What needs to be done – Would you repeat the listing exactly but omit every picture?

Given records –
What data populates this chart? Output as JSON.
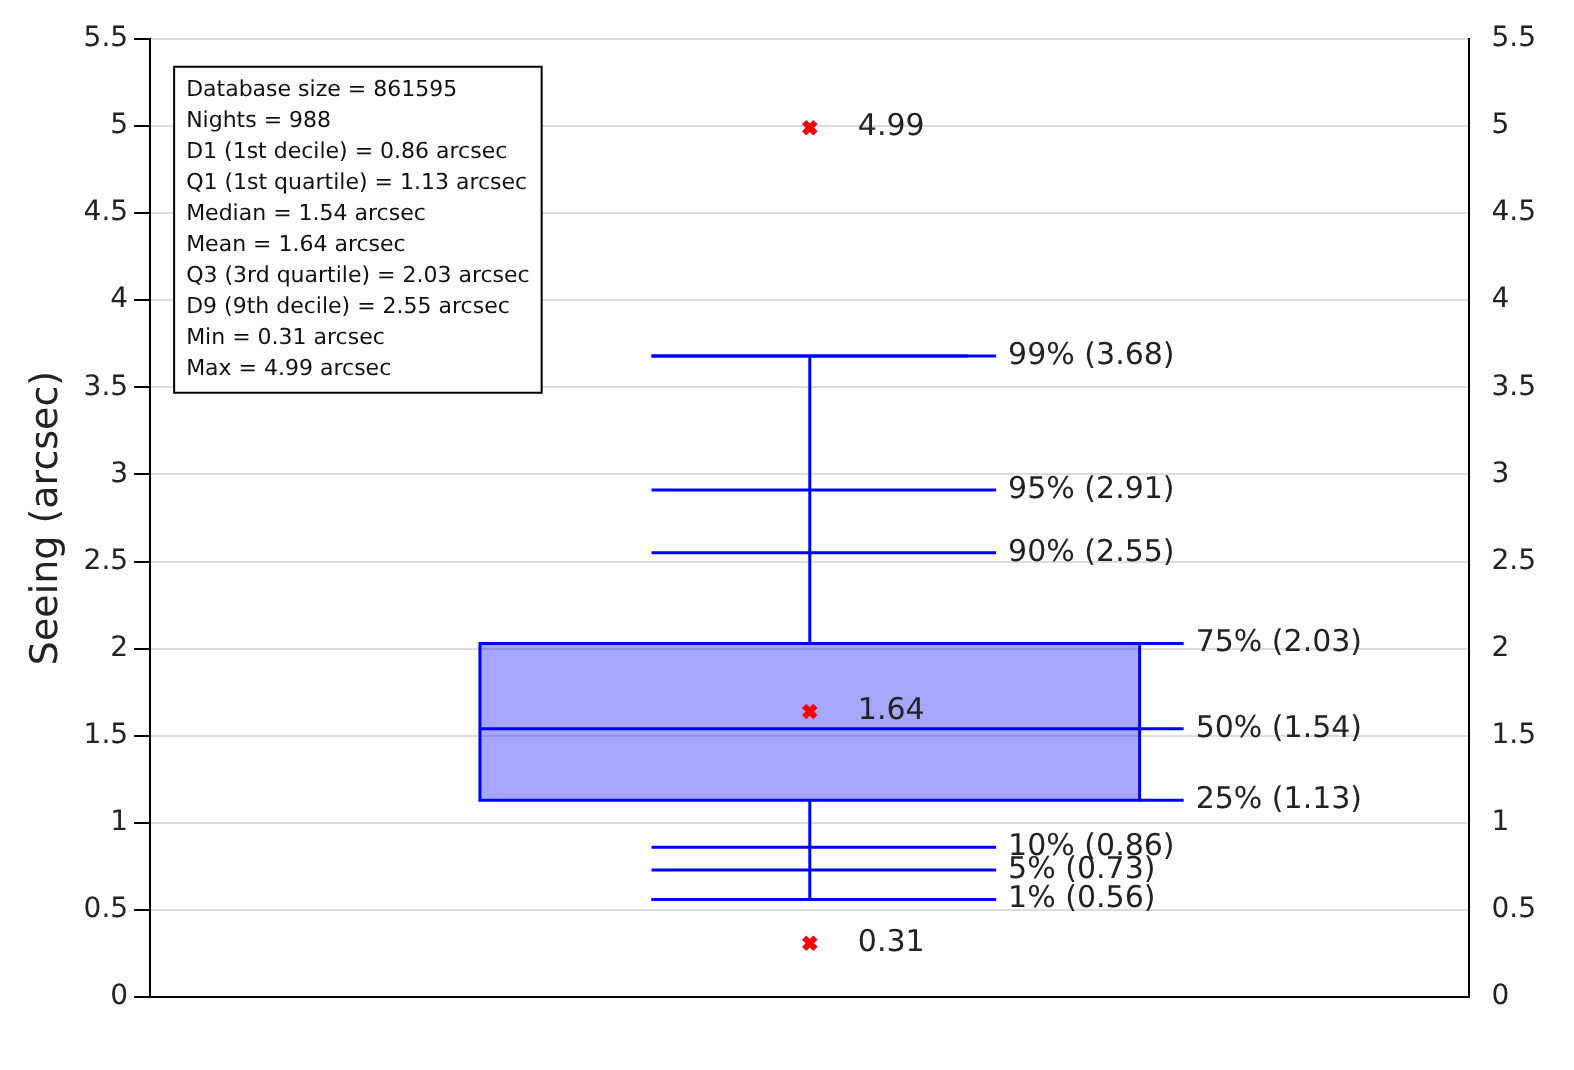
{
  "chart_data": {
    "type": "box",
    "ylabel": "Seeing (arcsec)",
    "categories": [
      null
    ],
    "color": "#0000ff",
    "marker": "cross",
    "boxes": [
      {
        "low": 0.56,
        "q1": 1.13,
        "median": 1.54,
        "q3": 2.03,
        "high": 3.68
      }
    ],
    "series": [
      {
        "type": "scatter",
        "color": "#ff0000",
        "x": [
          null,
          null,
          null
        ],
        "values": [
          4.99,
          1.64,
          0.31
        ],
        "value_labels": [
          "4.99",
          "1.64",
          "0.31"
        ]
      }
    ],
    "ylim": [
      0,
      5.5
    ],
    "yticks": [
      0,
      0.5,
      1,
      1.5,
      2,
      2.5,
      3,
      3.5,
      4,
      4.5,
      5,
      5.5
    ],
    "y2lim": [
      0,
      5.5
    ],
    "y2ticks": [
      0,
      0.5,
      1,
      1.5,
      2,
      2.5,
      3,
      3.5,
      4,
      4.5,
      5,
      5.5
    ],
    "grid": "y",
    "annotations": [
      "Database size = 861595",
      "Nights = 988",
      "D1 (1st decile) = 0.86 arcsec",
      "Q1 (1st quartile) = 1.13 arcsec",
      "Median = 1.54 arcsec",
      "Mean = 1.64 arcsec",
      "Q3 (3rd quartile) = 2.03 arcsec",
      "D9 (9th decile) = 2.55 arcsec",
      "Min = 0.31 arcsec",
      "Max = 4.99 arcsec"
    ],
    "ref_lines": [
      {
        "axis": "y",
        "value": 3.68,
        "label": "99% (3.68)"
      },
      {
        "axis": "y",
        "value": 2.91,
        "label": "95% (2.91)"
      },
      {
        "axis": "y",
        "value": 2.55,
        "label": "90% (2.55)"
      },
      {
        "axis": "y",
        "value": 2.03,
        "label": "75% (2.03)"
      },
      {
        "axis": "y",
        "value": 1.54,
        "label": "50% (1.54)"
      },
      {
        "axis": "y",
        "value": 1.13,
        "label": "25% (1.13)"
      },
      {
        "axis": "y",
        "value": 0.86,
        "label": "10% (0.86)"
      },
      {
        "axis": "y",
        "value": 0.73,
        "label": "5% (0.73)"
      },
      {
        "axis": "y",
        "value": 0.56,
        "label": "1% (0.56)"
      }
    ]
  }
}
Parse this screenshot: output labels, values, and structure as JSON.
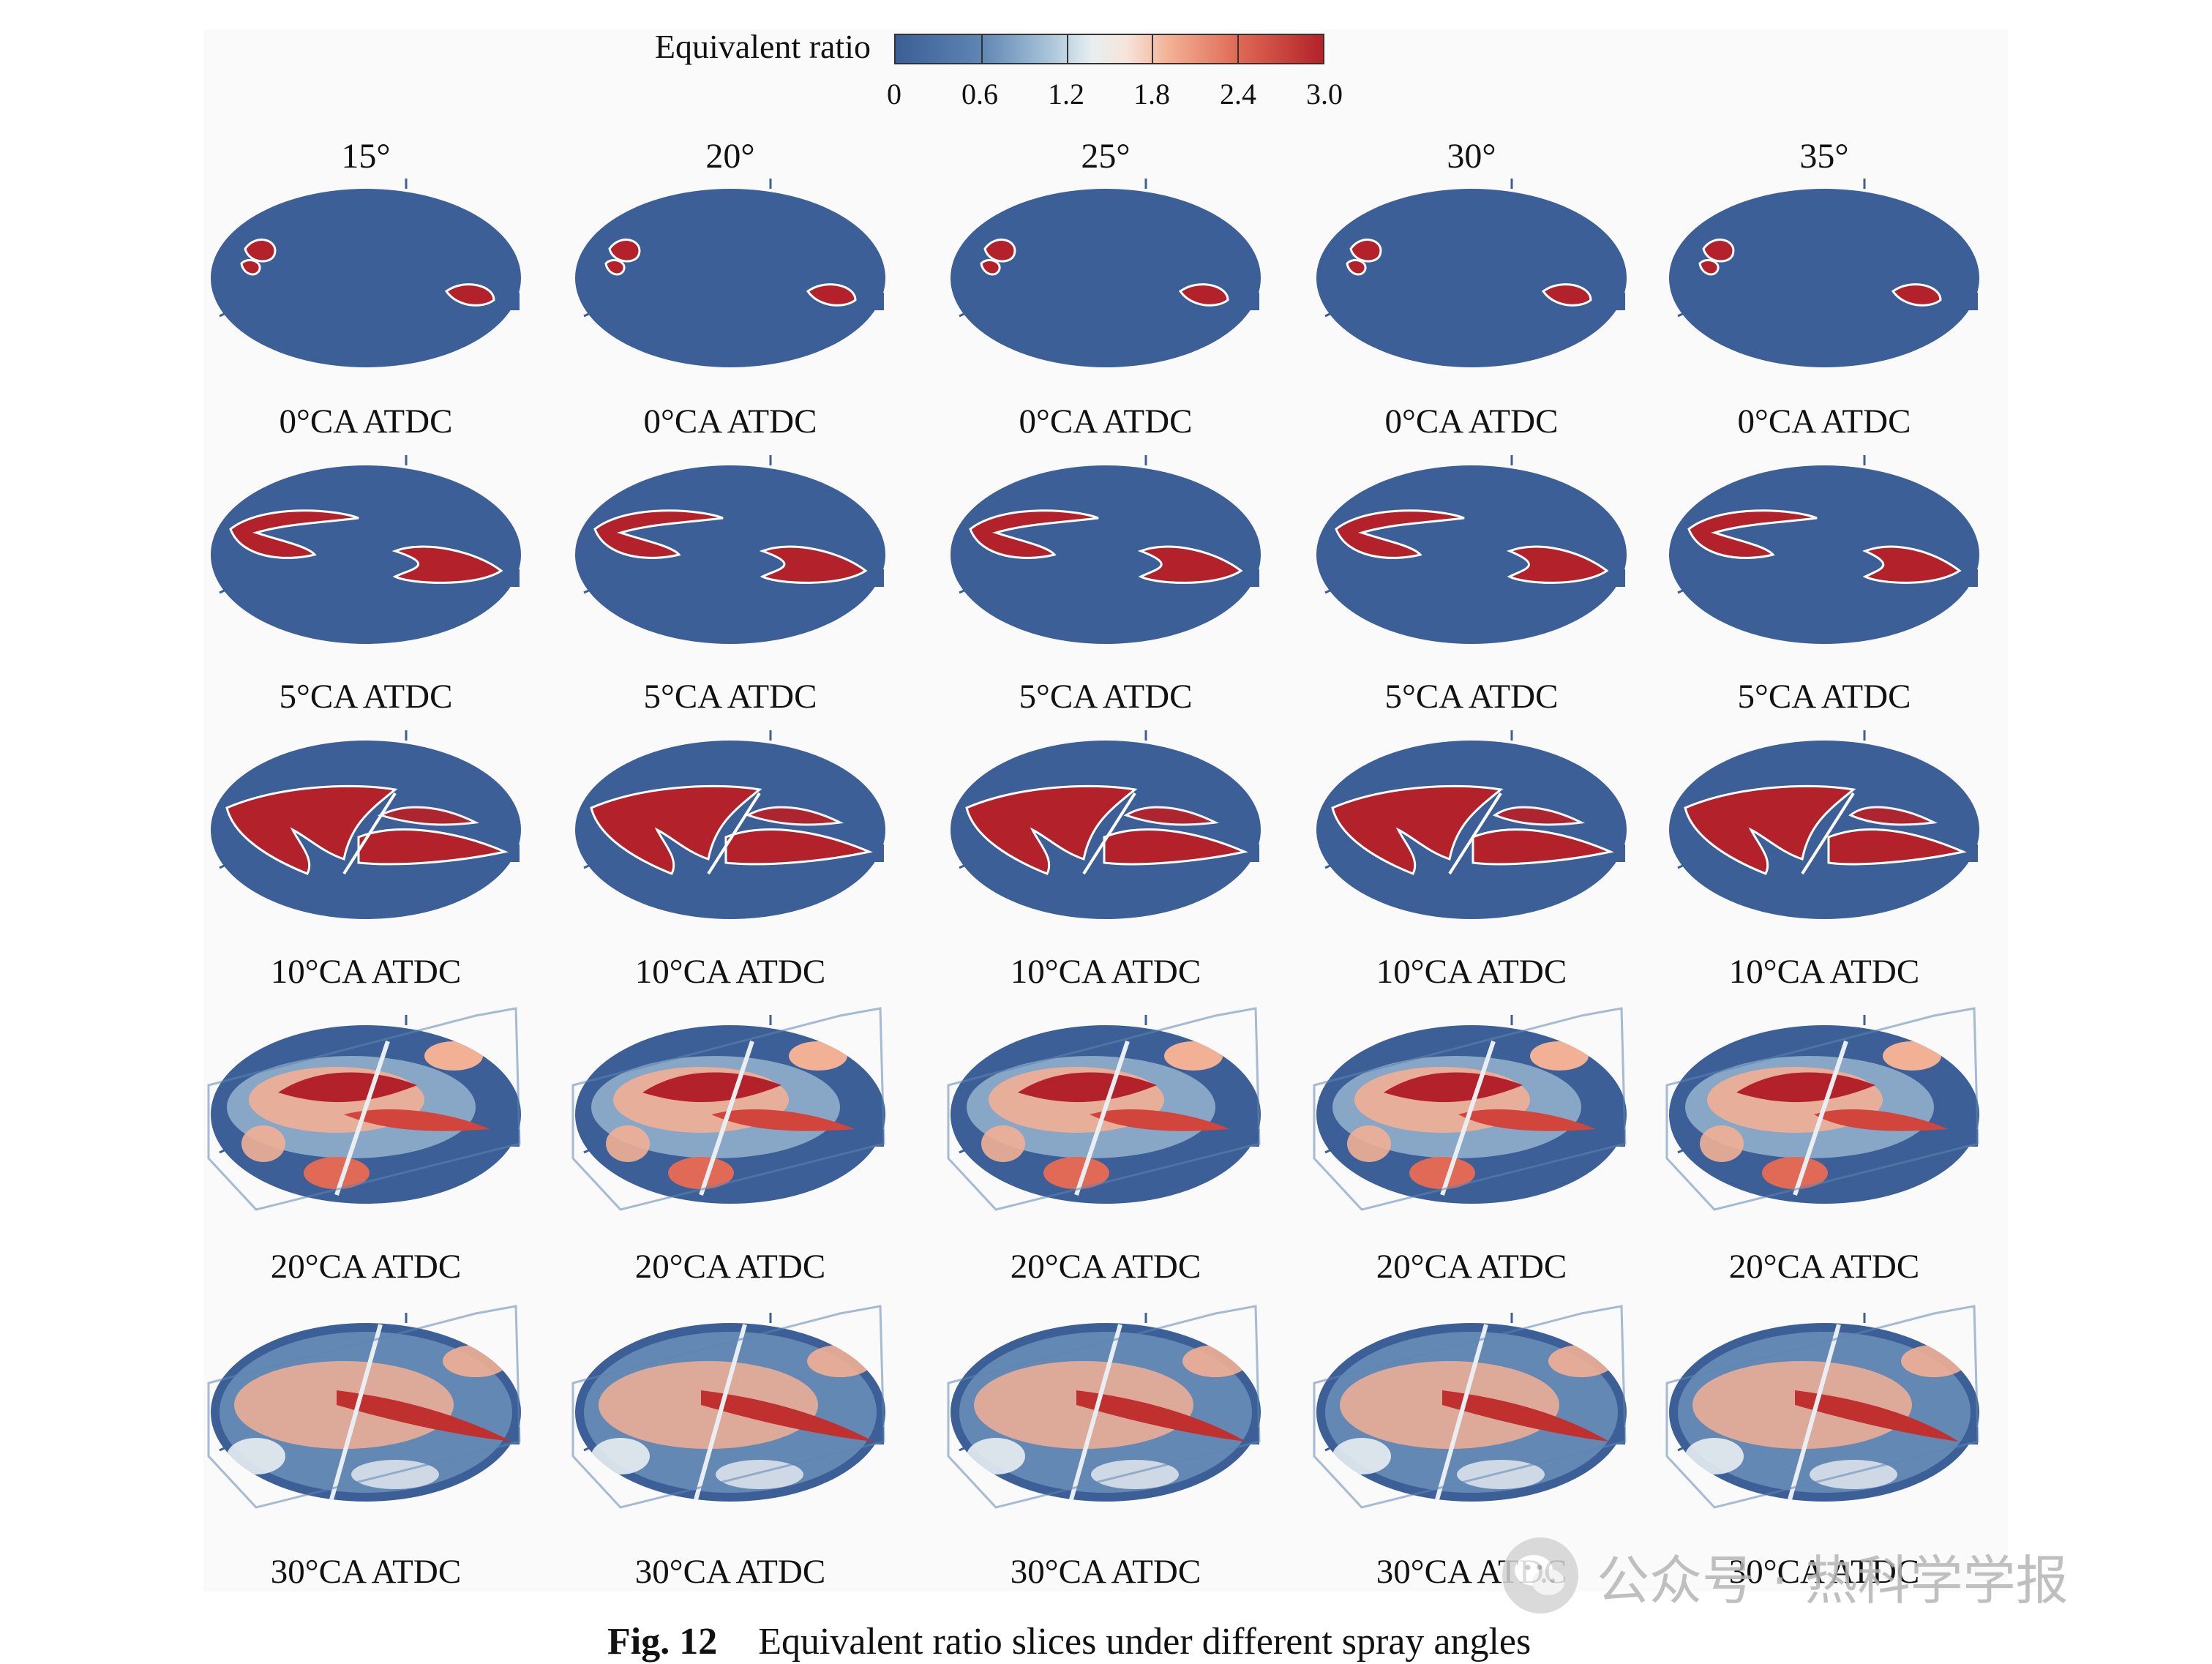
{
  "colorbar": {
    "title": "Equivalent ratio",
    "ticks": [
      "0",
      "0.6",
      "1.2",
      "1.8",
      "2.4",
      "3.0"
    ],
    "colors": [
      "#3b5f96",
      "#a9c4d9",
      "#e8eef1",
      "#f2b095",
      "#b3222a"
    ]
  },
  "columns": [
    "15°",
    "20°",
    "25°",
    "30°",
    "35°"
  ],
  "rows": [
    {
      "label": "0°CA ATDC"
    },
    {
      "label": "5°CA ATDC"
    },
    {
      "label": "10°CA ATDC"
    },
    {
      "label": "20°CA ATDC"
    },
    {
      "label": "30°CA ATDC"
    }
  ],
  "caption": {
    "number": "Fig. 12",
    "text": "Equivalent ratio slices under different spray angles"
  },
  "watermark": {
    "text": "公众号 · 热科学学报",
    "icon": "wechat-logo-icon"
  }
}
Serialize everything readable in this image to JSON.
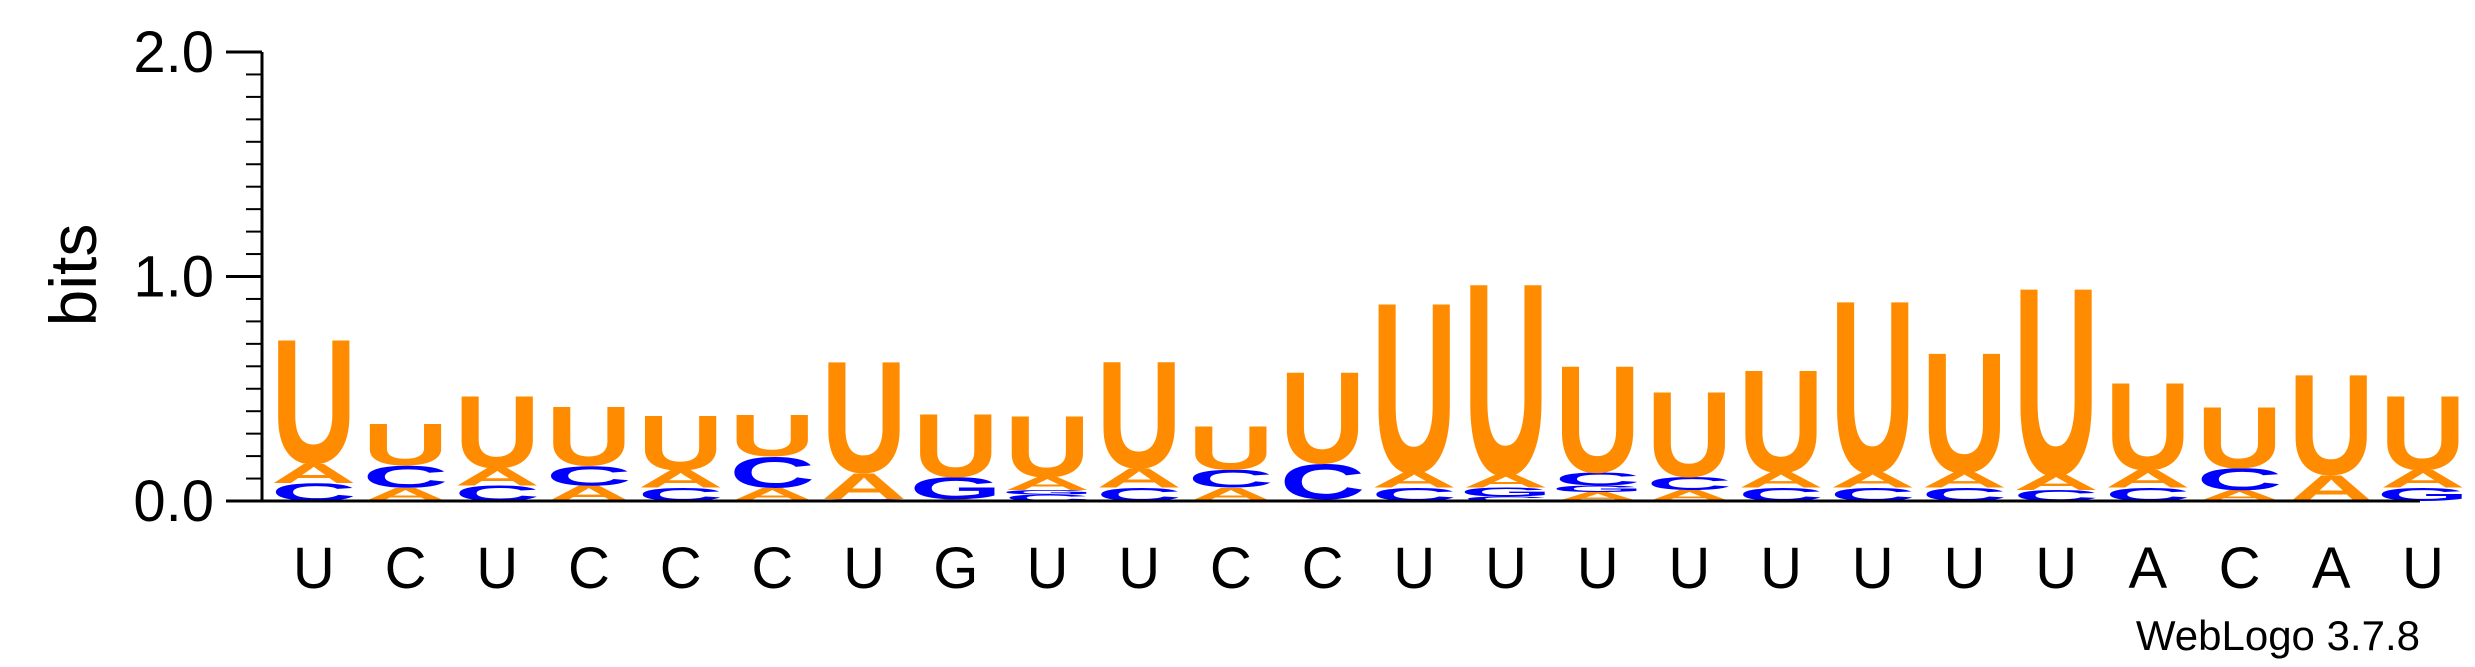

Task solution –
What data populates this chart? Output as JSON.
{
  "chart_data": {
    "type": "box",
    "ylabel": "Seeing (arcsec)",
    "categories": [
      null
    ],
    "color": "#0000ff",
    "marker": "cross",
    "boxes": [
      {
        "low": 0.56,
        "q1": 1.13,
        "median": 1.54,
        "q3": 2.03,
        "high": 3.68
      }
    ],
    "series": [
      {
        "type": "scatter",
        "color": "#ff0000",
        "x": [
          null,
          null,
          null
        ],
        "values": [
          4.99,
          1.64,
          0.31
        ],
        "value_labels": [
          "4.99",
          "1.64",
          "0.31"
        ]
      }
    ],
    "ylim": [
      0,
      5.5
    ],
    "yticks": [
      0,
      0.5,
      1,
      1.5,
      2,
      2.5,
      3,
      3.5,
      4,
      4.5,
      5,
      5.5
    ],
    "y2lim": [
      0,
      5.5
    ],
    "y2ticks": [
      0,
      0.5,
      1,
      1.5,
      2,
      2.5,
      3,
      3.5,
      4,
      4.5,
      5,
      5.5
    ],
    "grid": "y",
    "annotations": [
      "Database size = 861595",
      "Nights = 988",
      "D1 (1st decile) = 0.86 arcsec",
      "Q1 (1st quartile) = 1.13 arcsec",
      "Median = 1.54 arcsec",
      "Mean = 1.64 arcsec",
      "Q3 (3rd quartile) = 2.03 arcsec",
      "D9 (9th decile) = 2.55 arcsec",
      "Min = 0.31 arcsec",
      "Max = 4.99 arcsec"
    ],
    "ref_lines": [
      {
        "axis": "y",
        "value": 3.68,
        "label": "99% (3.68)"
      },
      {
        "axis": "y",
        "value": 2.91,
        "label": "95% (2.91)"
      },
      {
        "axis": "y",
        "value": 2.55,
        "label": "90% (2.55)"
      },
      {
        "axis": "y",
        "value": 2.03,
        "label": "75% (2.03)"
      },
      {
        "axis": "y",
        "value": 1.54,
        "label": "50% (1.54)"
      },
      {
        "axis": "y",
        "value": 1.13,
        "label": "25% (1.13)"
      },
      {
        "axis": "y",
        "value": 0.86,
        "label": "10% (0.86)"
      },
      {
        "axis": "y",
        "value": 0.73,
        "label": "5% (0.73)"
      },
      {
        "axis": "y",
        "value": 0.56,
        "label": "1% (0.56)"
      }
    ]
  }
}
Parse this screenshot: output labels, values, and structure as JSON.
{
  "colorbar": {
    "title": "Equivalent ratio",
    "ticks": [
      "0",
      "0.6",
      "1.2",
      "1.8",
      "2.4",
      "3.0"
    ],
    "colors": [
      "#3b5f96",
      "#a9c4d9",
      "#e8eef1",
      "#f2b095",
      "#b3222a"
    ]
  },
  "columns": [
    "15°",
    "20°",
    "25°",
    "30°",
    "35°"
  ],
  "rows": [
    {
      "label": "0°CA ATDC"
    },
    {
      "label": "5°CA ATDC"
    },
    {
      "label": "10°CA ATDC"
    },
    {
      "label": "20°CA ATDC"
    },
    {
      "label": "30°CA ATDC"
    }
  ],
  "caption": {
    "number": "Fig. 12",
    "text": "Equivalent ratio slices under different spray angles"
  },
  "watermark": {
    "text": "公众号 · 热科学学报",
    "icon": "wechat-logo-icon"
  }
}
Serialize everything readable in this image to JSON.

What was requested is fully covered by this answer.